Your objective: Produce a word-for-word copy of the listing below without its pictures.

(Extracted records)
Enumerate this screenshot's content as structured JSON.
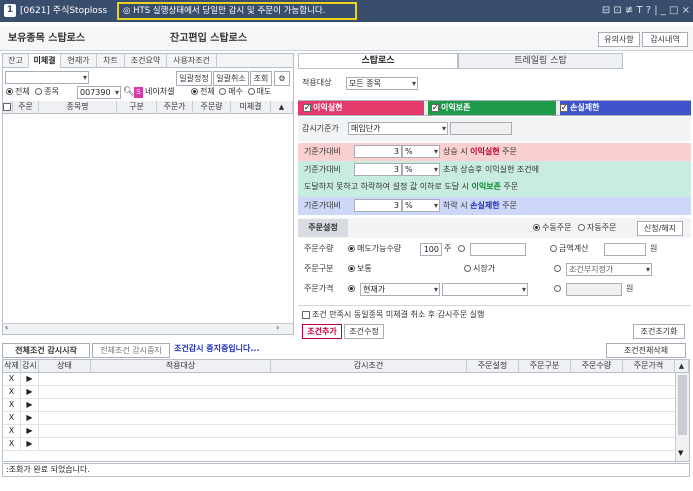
{
  "window": {
    "id_badge": "1",
    "title": "[0621] 주식Stoploss",
    "warning": "◎ HTS 실행상태에서 당일만 감시 및 주문이 가능합니다.",
    "controls": "⊟ ⊡ ≢ T ? | _ □ ×"
  },
  "header": {
    "title_left": "보유종목 스탑로스",
    "title_center": "잔고편입 스탑로스",
    "btn_caution": "유의사항",
    "btn_history": "감시내역"
  },
  "left": {
    "tabs": [
      "잔고",
      "미체결",
      "현재가",
      "차트",
      "조건요약",
      "사용자조건"
    ],
    "account_placeholder": "",
    "btn_bulk_correct": "일괄정정",
    "btn_bulk_cancel": "일괄취소",
    "btn_query": "조회",
    "radio_all": "전체",
    "radio_stock": "종목",
    "stock_code": "007390",
    "stock_name": "네이처셀",
    "radio_all2": "전체",
    "radio_buy": "매수",
    "radio_sell": "매도",
    "columns": [
      "주문",
      "종목명",
      "구분",
      "주문가",
      "주문량",
      "미체결"
    ]
  },
  "right": {
    "tab_stoploss": "스탑로스",
    "tab_trailing": "트레일링 스탑",
    "target_label": "적용대상",
    "target_value": "모든 종목",
    "chk_profit": "이익실현",
    "chk_preserve": "이익보존",
    "chk_loss": "손실제한",
    "basis_label": "감시기준가",
    "basis_value": "매입단가",
    "row1": {
      "label": "기준가대비",
      "value": "3",
      "unit": "%",
      "t1": "상승 시",
      "t2": "이익실현",
      "t3": "주문"
    },
    "row2": {
      "label": "기준가대비",
      "value": "3",
      "unit": "%",
      "t1": "초과 상승후 이익실현 조건에"
    },
    "row2b": {
      "t1": "도달하지 못하고 하락하여 설정 값 이하로 도달 시",
      "t2": "이익보존",
      "t3": "주문"
    },
    "row3": {
      "label": "기준가대비",
      "value": "3",
      "unit": "%",
      "t1": "하락 시",
      "t2": "손실제한",
      "t3": "주문"
    },
    "order_settings": "주문설정",
    "radio_manual": "수동주문",
    "radio_auto": "자동주문",
    "btn_apply": "신청/해지",
    "qty_label": "주문수량",
    "qty_radio1": "매도가능수량",
    "qty_value": "100",
    "qty_unit": "주",
    "amount_label": "금액계산",
    "amount_unit": "원",
    "type_label": "주문구분",
    "type_normal": "보통",
    "type_market": "시장가",
    "type_cond": "조건부지정가",
    "price_label": "주문가격",
    "price_current": "현재가",
    "price_unit": "원",
    "cancel_note": "조건 만족시 동일종목 미체결 취소 후 감시주문 실행",
    "btn_add": "조건추가",
    "btn_edit": "조건수정",
    "btn_reset": "조건초기화"
  },
  "monitor": {
    "btn_start_all": "전체조건 감시시작",
    "btn_stop_all": "전체조건 감시중지",
    "status": "조건감시 중지중입니다...",
    "btn_delete_all": "조건전체삭제",
    "columns": [
      "삭제",
      "감시",
      "상태",
      "적용대상",
      "감시조건",
      "주문설정",
      "주문구분",
      "주문수량",
      "주문가격"
    ],
    "row_delete": "X",
    "row_play": "▶"
  },
  "statusbar": {
    "text": ":조회가 완료 되었습니다."
  },
  "colors": {
    "titlebar": "#394e6c",
    "profit_band": "#f9cfcf",
    "preserve_band": "#c8ecdf",
    "loss_band": "#cdd7f7",
    "profit_text": "#c0003a",
    "preserve_text": "#0a8a32",
    "loss_text": "#1d2fb8"
  }
}
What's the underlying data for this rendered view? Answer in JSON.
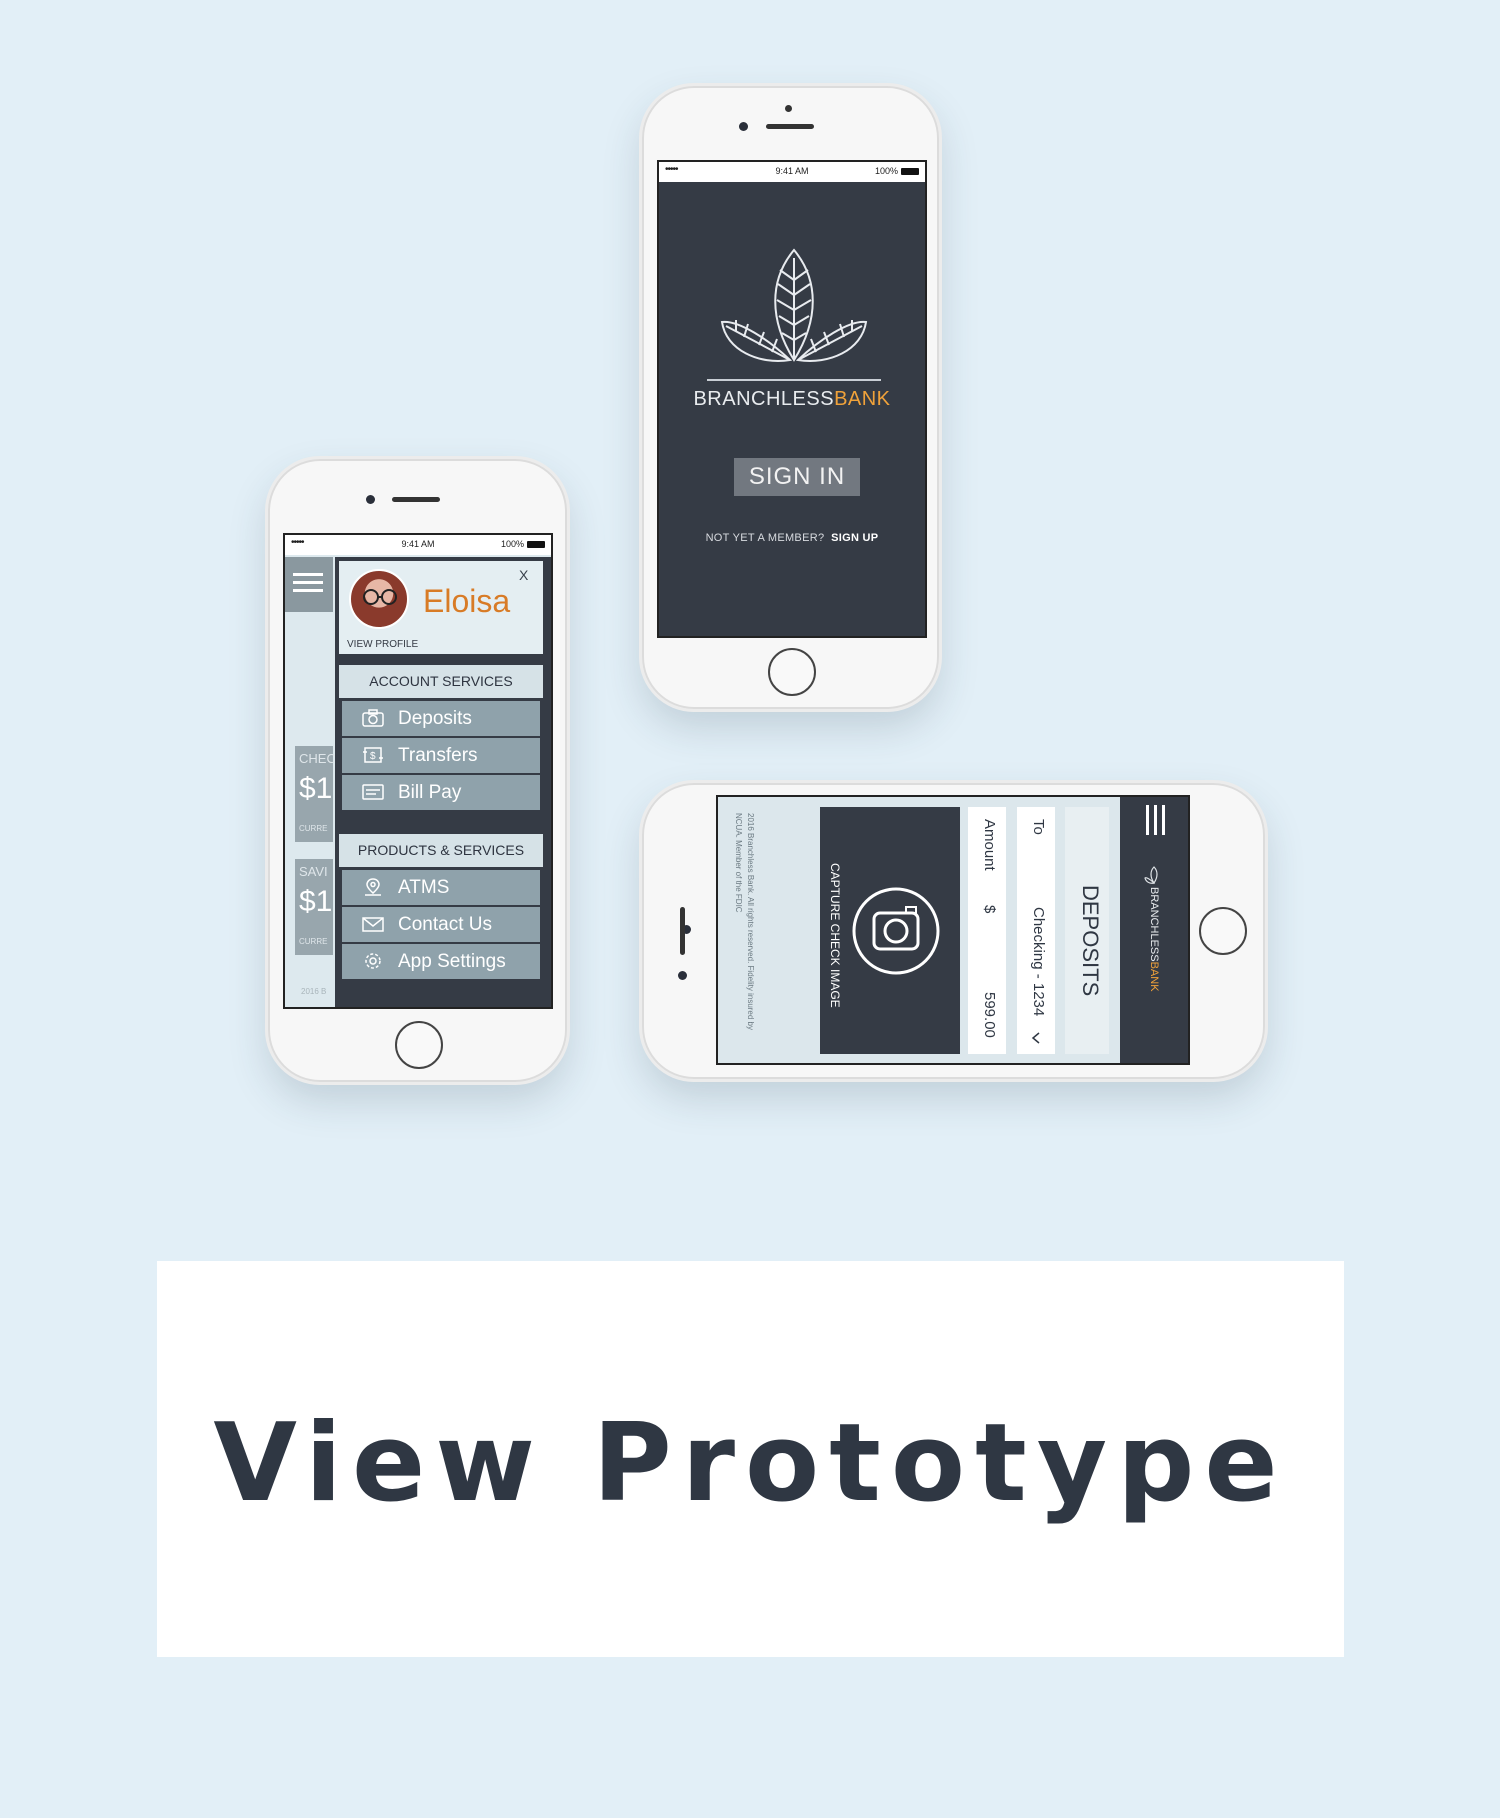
{
  "status_bar": {
    "time": "9:41 AM",
    "battery": "100%",
    "signal": "•••••"
  },
  "signin": {
    "brand_primary": "BRANCHLESS",
    "brand_accent": "BANK",
    "sign_in_label": "SIGN IN",
    "not_member": "NOT YET A MEMBER?",
    "sign_up_label": "SIGN UP"
  },
  "menu": {
    "user_name": "Eloisa",
    "view_profile": "VIEW PROFILE",
    "close": "X",
    "account_services": {
      "title": "ACCOUNT SERVICES",
      "items": [
        "Deposits",
        "Transfers",
        "Bill Pay"
      ]
    },
    "products_services": {
      "title": "PRODUCTS & SERVICES",
      "items": [
        "ATMS",
        "Contact Us",
        "App Settings"
      ]
    },
    "behind": {
      "checking": "CHEC",
      "savings": "SAVI",
      "dollar": "$1",
      "current": "CURRE",
      "footer": "2016 B"
    }
  },
  "deposits": {
    "title": "DEPOSITS",
    "brand_primary": "BRANCHLESS",
    "brand_accent": "BANK",
    "to_label": "To",
    "to_value": "Checking - 1234",
    "amount_label": "Amount",
    "currency": "$",
    "amount_value": "599.00",
    "capture_label": "CAPTURE CHECK IMAGE",
    "legal": "2016 Branchless Bank. All rights reserved. Fidelity insured by NCUA. Member of the FDIC"
  },
  "cta": {
    "label": "View Prototype"
  },
  "colors": {
    "dark": "#353b45",
    "accent": "#f0a23a",
    "orange_name": "#d87b26",
    "background": "#e2eff7",
    "menu_item": "#8fa2ab"
  }
}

Solved exercise:
Enumerate this screenshot's content as structured JSON.
{
  "window": {
    "id_badge": "1",
    "title": "[0621] 주식Stoploss",
    "warning": "◎ HTS 실행상태에서 당일만 감시 및 주문이 가능합니다.",
    "controls": "⊟ ⊡ ≢ T ? | _ □ ×"
  },
  "header": {
    "title_left": "보유종목 스탑로스",
    "title_center": "잔고편입 스탑로스",
    "btn_caution": "유의사항",
    "btn_history": "감시내역"
  },
  "left": {
    "tabs": [
      "잔고",
      "미체결",
      "현재가",
      "차트",
      "조건요약",
      "사용자조건"
    ],
    "account_placeholder": "",
    "btn_bulk_correct": "일괄정정",
    "btn_bulk_cancel": "일괄취소",
    "btn_query": "조회",
    "radio_all": "전체",
    "radio_stock": "종목",
    "stock_code": "007390",
    "stock_name": "네이처셀",
    "radio_all2": "전체",
    "radio_buy": "매수",
    "radio_sell": "매도",
    "columns": [
      "주문",
      "종목명",
      "구분",
      "주문가",
      "주문량",
      "미체결"
    ]
  },
  "right": {
    "tab_stoploss": "스탑로스",
    "tab_trailing": "트레일링 스탑",
    "target_label": "적용대상",
    "target_value": "모든 종목",
    "chk_profit": "이익실현",
    "chk_preserve": "이익보존",
    "chk_loss": "손실제한",
    "basis_label": "감시기준가",
    "basis_value": "매입단가",
    "row1": {
      "label": "기준가대비",
      "value": "3",
      "unit": "%",
      "t1": "상승 시",
      "t2": "이익실현",
      "t3": "주문"
    },
    "row2": {
      "label": "기준가대비",
      "value": "3",
      "unit": "%",
      "t1": "초과 상승후 이익실현 조건에"
    },
    "row2b": {
      "t1": "도달하지 못하고 하락하여 설정 값 이하로 도달 시",
      "t2": "이익보존",
      "t3": "주문"
    },
    "row3": {
      "label": "기준가대비",
      "value": "3",
      "unit": "%",
      "t1": "하락 시",
      "t2": "손실제한",
      "t3": "주문"
    },
    "order_settings": "주문설정",
    "radio_manual": "수동주문",
    "radio_auto": "자동주문",
    "btn_apply": "신청/해지",
    "qty_label": "주문수량",
    "qty_radio1": "매도가능수량",
    "qty_value": "100",
    "qty_unit": "주",
    "amount_label": "금액계산",
    "amount_unit": "원",
    "type_label": "주문구분",
    "type_normal": "보통",
    "type_market": "시장가",
    "type_cond": "조건부지정가",
    "price_label": "주문가격",
    "price_current": "현재가",
    "price_unit": "원",
    "cancel_note": "조건 만족시 동일종목 미체결 취소 후 감시주문 실행",
    "btn_add": "조건추가",
    "btn_edit": "조건수정",
    "btn_reset": "조건초기화"
  },
  "monitor": {
    "btn_start_all": "전체조건 감시시작",
    "btn_stop_all": "전체조건 감시중지",
    "status": "조건감시 중지중입니다...",
    "btn_delete_all": "조건전체삭제",
    "columns": [
      "삭제",
      "감시",
      "상태",
      "적용대상",
      "감시조건",
      "주문설정",
      "주문구분",
      "주문수량",
      "주문가격"
    ],
    "row_delete": "X",
    "row_play": "▶"
  },
  "statusbar": {
    "text": ":조회가 완료 되었습니다."
  },
  "colors": {
    "titlebar": "#394e6c",
    "profit_band": "#f9cfcf",
    "preserve_band": "#c8ecdf",
    "loss_band": "#cdd7f7",
    "profit_text": "#c0003a",
    "preserve_text": "#0a8a32",
    "loss_text": "#1d2fb8"
  }
}
What's the underlying data for this rendered view? Answer in JSON.
{
  "status_bar": {
    "time": "9:41 AM",
    "battery": "100%",
    "signal": "•••••"
  },
  "signin": {
    "brand_primary": "BRANCHLESS",
    "brand_accent": "BANK",
    "sign_in_label": "SIGN IN",
    "not_member": "NOT YET A MEMBER?",
    "sign_up_label": "SIGN UP"
  },
  "menu": {
    "user_name": "Eloisa",
    "view_profile": "VIEW PROFILE",
    "close": "X",
    "account_services": {
      "title": "ACCOUNT SERVICES",
      "items": [
        "Deposits",
        "Transfers",
        "Bill Pay"
      ]
    },
    "products_services": {
      "title": "PRODUCTS & SERVICES",
      "items": [
        "ATMS",
        "Contact Us",
        "App Settings"
      ]
    },
    "behind": {
      "checking": "CHEC",
      "savings": "SAVI",
      "dollar": "$1",
      "current": "CURRE",
      "footer": "2016 B"
    }
  },
  "deposits": {
    "title": "DEPOSITS",
    "brand_primary": "BRANCHLESS",
    "brand_accent": "BANK",
    "to_label": "To",
    "to_value": "Checking - 1234",
    "amount_label": "Amount",
    "currency": "$",
    "amount_value": "599.00",
    "capture_label": "CAPTURE CHECK IMAGE",
    "legal": "2016 Branchless Bank. All rights reserved. Fidelity insured by NCUA. Member of the FDIC"
  },
  "cta": {
    "label": "View Prototype"
  },
  "colors": {
    "dark": "#353b45",
    "accent": "#f0a23a",
    "orange_name": "#d87b26",
    "background": "#e2eff7",
    "menu_item": "#8fa2ab"
  }
}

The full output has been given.